What the task requires: Copy every line of the data in which the word "Robert" occurs.

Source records
########

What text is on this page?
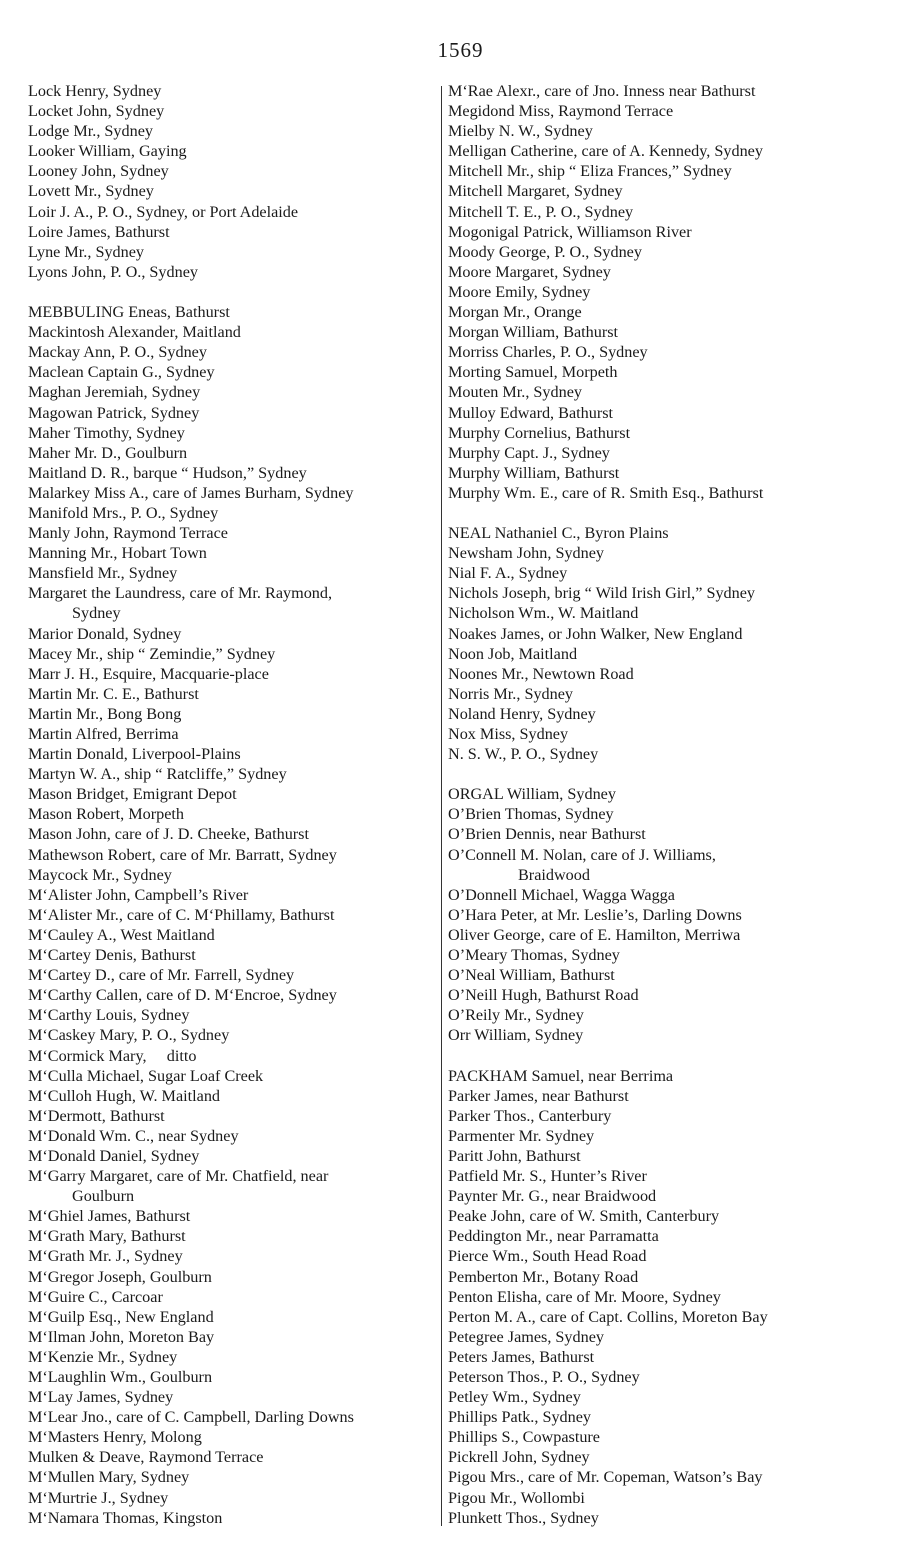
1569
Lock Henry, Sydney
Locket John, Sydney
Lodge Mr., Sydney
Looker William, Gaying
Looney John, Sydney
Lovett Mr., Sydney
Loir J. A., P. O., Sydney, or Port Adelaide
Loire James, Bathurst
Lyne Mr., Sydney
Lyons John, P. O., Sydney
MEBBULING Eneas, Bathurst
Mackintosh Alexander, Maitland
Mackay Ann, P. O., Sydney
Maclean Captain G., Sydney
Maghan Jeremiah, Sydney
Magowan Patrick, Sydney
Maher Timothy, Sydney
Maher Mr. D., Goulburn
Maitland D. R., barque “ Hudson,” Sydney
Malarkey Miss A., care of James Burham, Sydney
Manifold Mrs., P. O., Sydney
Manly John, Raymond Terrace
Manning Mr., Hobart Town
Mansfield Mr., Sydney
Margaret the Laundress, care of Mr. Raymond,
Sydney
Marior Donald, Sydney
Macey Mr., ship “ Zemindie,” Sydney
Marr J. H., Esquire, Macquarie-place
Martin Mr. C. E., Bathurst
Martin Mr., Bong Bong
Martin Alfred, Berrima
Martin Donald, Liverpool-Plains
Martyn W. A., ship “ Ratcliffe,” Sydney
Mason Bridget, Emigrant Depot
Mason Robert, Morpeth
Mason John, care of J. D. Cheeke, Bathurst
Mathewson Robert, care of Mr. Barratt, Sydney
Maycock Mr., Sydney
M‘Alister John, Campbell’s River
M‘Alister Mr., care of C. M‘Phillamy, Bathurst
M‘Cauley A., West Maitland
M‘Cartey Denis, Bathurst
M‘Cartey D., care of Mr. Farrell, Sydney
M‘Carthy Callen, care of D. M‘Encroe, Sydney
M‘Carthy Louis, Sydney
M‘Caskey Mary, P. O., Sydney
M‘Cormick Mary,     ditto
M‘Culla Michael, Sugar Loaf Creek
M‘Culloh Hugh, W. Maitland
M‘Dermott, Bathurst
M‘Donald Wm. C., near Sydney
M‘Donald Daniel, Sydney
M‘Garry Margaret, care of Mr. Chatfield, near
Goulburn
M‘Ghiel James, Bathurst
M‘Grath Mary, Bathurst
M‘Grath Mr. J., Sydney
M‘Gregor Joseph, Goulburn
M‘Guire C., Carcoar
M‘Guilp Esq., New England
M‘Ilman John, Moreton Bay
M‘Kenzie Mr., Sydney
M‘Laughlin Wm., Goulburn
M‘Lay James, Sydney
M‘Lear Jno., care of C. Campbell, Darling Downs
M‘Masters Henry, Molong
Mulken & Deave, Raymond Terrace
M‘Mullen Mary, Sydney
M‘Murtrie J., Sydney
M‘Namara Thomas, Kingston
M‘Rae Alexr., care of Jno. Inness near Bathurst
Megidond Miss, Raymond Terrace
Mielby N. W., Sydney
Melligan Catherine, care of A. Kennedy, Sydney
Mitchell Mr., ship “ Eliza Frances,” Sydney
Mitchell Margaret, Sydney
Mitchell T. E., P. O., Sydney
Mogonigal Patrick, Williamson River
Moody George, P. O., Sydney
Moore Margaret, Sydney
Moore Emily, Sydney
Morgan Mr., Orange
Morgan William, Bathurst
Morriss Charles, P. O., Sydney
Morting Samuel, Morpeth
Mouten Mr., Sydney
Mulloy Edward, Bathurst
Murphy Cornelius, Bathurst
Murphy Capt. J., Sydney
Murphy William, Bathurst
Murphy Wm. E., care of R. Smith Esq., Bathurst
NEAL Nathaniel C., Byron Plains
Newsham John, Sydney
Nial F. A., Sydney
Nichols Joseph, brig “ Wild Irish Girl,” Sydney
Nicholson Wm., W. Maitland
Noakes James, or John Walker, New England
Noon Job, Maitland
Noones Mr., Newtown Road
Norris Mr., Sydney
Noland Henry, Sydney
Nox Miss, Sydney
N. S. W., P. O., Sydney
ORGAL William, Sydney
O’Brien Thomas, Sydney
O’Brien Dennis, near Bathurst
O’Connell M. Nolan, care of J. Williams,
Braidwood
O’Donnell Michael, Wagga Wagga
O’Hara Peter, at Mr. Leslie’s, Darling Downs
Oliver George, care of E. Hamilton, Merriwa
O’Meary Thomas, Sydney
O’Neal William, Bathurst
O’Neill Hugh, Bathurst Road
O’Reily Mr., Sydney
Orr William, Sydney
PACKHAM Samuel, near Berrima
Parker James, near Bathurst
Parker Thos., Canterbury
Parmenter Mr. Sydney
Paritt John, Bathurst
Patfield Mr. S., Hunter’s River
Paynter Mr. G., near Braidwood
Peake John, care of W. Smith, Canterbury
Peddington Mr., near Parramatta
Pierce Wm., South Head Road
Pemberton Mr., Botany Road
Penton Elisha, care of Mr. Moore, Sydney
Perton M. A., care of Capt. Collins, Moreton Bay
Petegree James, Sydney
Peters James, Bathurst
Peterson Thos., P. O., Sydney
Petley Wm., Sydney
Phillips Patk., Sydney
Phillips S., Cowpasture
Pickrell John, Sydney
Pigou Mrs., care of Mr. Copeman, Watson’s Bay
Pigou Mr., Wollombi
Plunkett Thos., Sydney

########

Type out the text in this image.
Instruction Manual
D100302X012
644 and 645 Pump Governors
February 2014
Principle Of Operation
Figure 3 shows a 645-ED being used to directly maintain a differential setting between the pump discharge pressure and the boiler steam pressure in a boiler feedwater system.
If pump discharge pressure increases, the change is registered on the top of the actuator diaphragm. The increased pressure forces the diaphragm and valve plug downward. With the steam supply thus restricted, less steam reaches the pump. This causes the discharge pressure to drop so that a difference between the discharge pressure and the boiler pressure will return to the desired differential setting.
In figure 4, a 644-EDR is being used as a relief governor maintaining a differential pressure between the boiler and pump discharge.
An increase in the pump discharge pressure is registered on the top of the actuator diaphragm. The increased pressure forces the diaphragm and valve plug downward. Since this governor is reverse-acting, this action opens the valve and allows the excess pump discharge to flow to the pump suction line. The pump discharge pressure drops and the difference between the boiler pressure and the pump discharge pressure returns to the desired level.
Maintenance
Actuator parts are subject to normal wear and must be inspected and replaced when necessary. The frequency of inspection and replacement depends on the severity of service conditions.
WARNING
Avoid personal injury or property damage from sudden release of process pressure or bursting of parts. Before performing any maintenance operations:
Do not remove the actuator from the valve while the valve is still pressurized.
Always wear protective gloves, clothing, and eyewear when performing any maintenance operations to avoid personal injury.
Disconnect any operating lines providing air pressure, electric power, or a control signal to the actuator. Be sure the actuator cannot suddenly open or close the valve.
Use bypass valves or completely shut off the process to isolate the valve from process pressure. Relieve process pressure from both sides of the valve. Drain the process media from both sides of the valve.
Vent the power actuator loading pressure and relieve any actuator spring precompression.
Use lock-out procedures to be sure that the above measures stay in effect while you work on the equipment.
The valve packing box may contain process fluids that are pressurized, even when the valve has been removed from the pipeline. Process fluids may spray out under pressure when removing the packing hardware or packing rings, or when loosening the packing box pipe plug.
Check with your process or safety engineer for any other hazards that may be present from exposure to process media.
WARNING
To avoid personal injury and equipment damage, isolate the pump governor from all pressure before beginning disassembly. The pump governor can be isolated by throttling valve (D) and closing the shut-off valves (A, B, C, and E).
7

########

Task solution:
Mason Robert, Morpeth
Mathewson Robert, care of Mr. Barratt, Sydney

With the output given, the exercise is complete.